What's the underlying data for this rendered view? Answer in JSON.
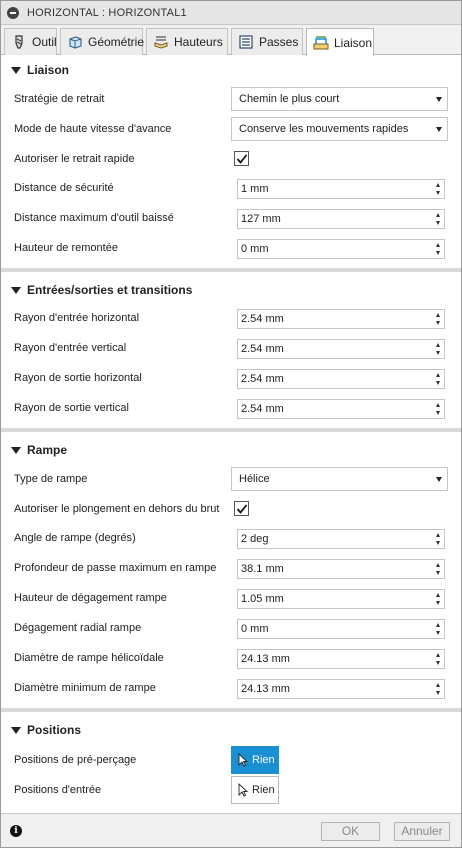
{
  "window": {
    "title": "HORIZONTAL : HORIZONTAL1"
  },
  "tabs": [
    {
      "label": "Outil",
      "icon": "tool-icon"
    },
    {
      "label": "Géométrie",
      "icon": "geometry-cube-icon"
    },
    {
      "label": "Hauteurs",
      "icon": "heights-icon"
    },
    {
      "label": "Passes",
      "icon": "passes-icon"
    },
    {
      "label": "Liaison",
      "icon": "linking-icon",
      "active": true
    }
  ],
  "sections": {
    "liaison": {
      "title": "Liaison",
      "strategie_label": "Stratégie de retrait",
      "strategie_value": "Chemin le plus court",
      "mode_label": "Mode de haute vitesse d'avance",
      "mode_value": "Conserve les mouvements rapides",
      "retrait_rapide_label": "Autoriser le retrait rapide",
      "retrait_rapide_checked": true,
      "distance_securite_label": "Distance de sécurité",
      "distance_securite_value": "1 mm",
      "distance_max_label": "Distance maximum d'outil baissé",
      "distance_max_value": "127 mm",
      "hauteur_remontee_label": "Hauteur de remontée",
      "hauteur_remontee_value": "0 mm"
    },
    "entrees": {
      "title": "Entrées/sorties et transitions",
      "rayon_entree_h_label": "Rayon d'entrée horizontal",
      "rayon_entree_h_value": "2.54 mm",
      "rayon_entree_v_label": "Rayon d'entrée vertical",
      "rayon_entree_v_value": "2.54 mm",
      "rayon_sortie_h_label": "Rayon de sortie horizontal",
      "rayon_sortie_h_value": "2.54 mm",
      "rayon_sortie_v_label": "Rayon de sortie vertical",
      "rayon_sortie_v_value": "2.54 mm"
    },
    "rampe": {
      "title": "Rampe",
      "type_label": "Type de rampe",
      "type_value": "Hélice",
      "plongement_label": "Autoriser le plongement en dehors du brut",
      "plongement_checked": true,
      "angle_label": "Angle de rampe (degrés)",
      "angle_value": "2 deg",
      "profondeur_label": "Profondeur de passe maximum en rampe",
      "profondeur_value": "38.1 mm",
      "hauteur_degagement_label": "Hauteur de dégagement rampe",
      "hauteur_degagement_value": "1.05 mm",
      "degagement_radial_label": "Dégagement radial rampe",
      "degagement_radial_value": "0 mm",
      "diametre_helico_label": "Diamètre de rampe hélicoïdale",
      "diametre_helico_value": "24.13 mm",
      "diametre_min_label": "Diamètre minimum de rampe",
      "diametre_min_value": "24.13 mm"
    },
    "positions": {
      "title": "Positions",
      "pre_percage_label": "Positions de pré-perçage",
      "pre_percage_button": "Rien",
      "entree_label": "Positions d'entrée",
      "entree_button": "Rien"
    }
  },
  "footer": {
    "ok_label": "OK",
    "cancel_label": "Annuler"
  },
  "colors": {
    "accent": "#1a8fd2",
    "separator": "#d9d9d9",
    "titlebar": "#e6e6e6"
  }
}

WHAT THE TASK ASKS: The records above must be transcribed exactly. Pictures are left out of the copy.

OUTPUT OF THE TASK:
What's the underlying data for this rendered view? Answer in JSON.
{
  "window": {
    "title": "HORIZONTAL : HORIZONTAL1"
  },
  "tabs": [
    {
      "label": "Outil",
      "icon": "tool-icon"
    },
    {
      "label": "Géométrie",
      "icon": "geometry-cube-icon"
    },
    {
      "label": "Hauteurs",
      "icon": "heights-icon"
    },
    {
      "label": "Passes",
      "icon": "passes-icon"
    },
    {
      "label": "Liaison",
      "icon": "linking-icon",
      "active": true
    }
  ],
  "sections": {
    "liaison": {
      "title": "Liaison",
      "strategie_label": "Stratégie de retrait",
      "strategie_value": "Chemin le plus court",
      "mode_label": "Mode de haute vitesse d'avance",
      "mode_value": "Conserve les mouvements rapides",
      "retrait_rapide_label": "Autoriser le retrait rapide",
      "retrait_rapide_checked": true,
      "distance_securite_label": "Distance de sécurité",
      "distance_securite_value": "1 mm",
      "distance_max_label": "Distance maximum d'outil baissé",
      "distance_max_value": "127 mm",
      "hauteur_remontee_label": "Hauteur de remontée",
      "hauteur_remontee_value": "0 mm"
    },
    "entrees": {
      "title": "Entrées/sorties et transitions",
      "rayon_entree_h_label": "Rayon d'entrée horizontal",
      "rayon_entree_h_value": "2.54 mm",
      "rayon_entree_v_label": "Rayon d'entrée vertical",
      "rayon_entree_v_value": "2.54 mm",
      "rayon_sortie_h_label": "Rayon de sortie horizontal",
      "rayon_sortie_h_value": "2.54 mm",
      "rayon_sortie_v_label": "Rayon de sortie vertical",
      "rayon_sortie_v_value": "2.54 mm"
    },
    "rampe": {
      "title": "Rampe",
      "type_label": "Type de rampe",
      "type_value": "Hélice",
      "plongement_label": "Autoriser le plongement en dehors du brut",
      "plongement_checked": true,
      "angle_label": "Angle de rampe (degrés)",
      "angle_value": "2 deg",
      "profondeur_label": "Profondeur de passe maximum en rampe",
      "profondeur_value": "38.1 mm",
      "hauteur_degagement_label": "Hauteur de dégagement rampe",
      "hauteur_degagement_value": "1.05 mm",
      "degagement_radial_label": "Dégagement radial rampe",
      "degagement_radial_value": "0 mm",
      "diametre_helico_label": "Diamètre de rampe hélicoïdale",
      "diametre_helico_value": "24.13 mm",
      "diametre_min_label": "Diamètre minimum de rampe",
      "diametre_min_value": "24.13 mm"
    },
    "positions": {
      "title": "Positions",
      "pre_percage_label": "Positions de pré-perçage",
      "pre_percage_button": "Rien",
      "entree_label": "Positions d'entrée",
      "entree_button": "Rien"
    }
  },
  "footer": {
    "ok_label": "OK",
    "cancel_label": "Annuler"
  },
  "colors": {
    "accent": "#1a8fd2",
    "separator": "#d9d9d9",
    "titlebar": "#e6e6e6"
  }
}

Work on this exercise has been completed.